◆ **Task details**:
What is needed is a copy of each line in the listing that contains "Methylation".

◆ **Available records**:
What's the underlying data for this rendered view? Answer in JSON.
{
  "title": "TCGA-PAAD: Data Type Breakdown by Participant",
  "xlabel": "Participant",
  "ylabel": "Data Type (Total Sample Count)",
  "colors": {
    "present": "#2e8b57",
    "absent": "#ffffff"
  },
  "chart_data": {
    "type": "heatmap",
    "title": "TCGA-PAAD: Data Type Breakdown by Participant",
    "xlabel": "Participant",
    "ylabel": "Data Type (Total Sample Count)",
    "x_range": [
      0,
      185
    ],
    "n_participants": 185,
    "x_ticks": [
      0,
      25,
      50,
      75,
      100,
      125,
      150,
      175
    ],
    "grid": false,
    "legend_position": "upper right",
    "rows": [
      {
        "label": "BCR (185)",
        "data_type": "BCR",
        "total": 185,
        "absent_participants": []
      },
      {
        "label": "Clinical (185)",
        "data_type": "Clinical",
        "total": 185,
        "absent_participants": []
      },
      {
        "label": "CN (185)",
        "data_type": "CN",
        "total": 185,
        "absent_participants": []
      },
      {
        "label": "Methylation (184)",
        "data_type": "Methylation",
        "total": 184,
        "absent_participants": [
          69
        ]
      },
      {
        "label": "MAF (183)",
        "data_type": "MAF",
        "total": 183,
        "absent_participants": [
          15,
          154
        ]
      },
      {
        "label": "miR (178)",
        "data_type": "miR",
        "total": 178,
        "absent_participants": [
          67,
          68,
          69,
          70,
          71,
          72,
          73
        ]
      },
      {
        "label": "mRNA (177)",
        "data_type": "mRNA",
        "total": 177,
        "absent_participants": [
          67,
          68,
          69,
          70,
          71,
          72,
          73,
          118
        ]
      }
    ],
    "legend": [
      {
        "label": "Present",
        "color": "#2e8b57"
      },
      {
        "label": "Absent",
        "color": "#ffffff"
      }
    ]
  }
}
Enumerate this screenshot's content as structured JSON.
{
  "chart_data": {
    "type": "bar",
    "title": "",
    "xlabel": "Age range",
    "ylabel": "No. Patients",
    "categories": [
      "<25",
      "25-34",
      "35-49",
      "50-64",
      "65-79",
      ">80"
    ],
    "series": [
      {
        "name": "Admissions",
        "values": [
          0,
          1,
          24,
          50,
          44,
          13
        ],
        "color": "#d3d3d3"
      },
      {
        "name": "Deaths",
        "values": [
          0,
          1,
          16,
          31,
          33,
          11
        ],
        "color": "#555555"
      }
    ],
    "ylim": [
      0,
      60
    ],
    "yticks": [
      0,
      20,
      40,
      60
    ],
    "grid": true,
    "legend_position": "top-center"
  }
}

◆ **Answer area**:
        "label": "Methylation (184)",
        "data_type": "Methylation",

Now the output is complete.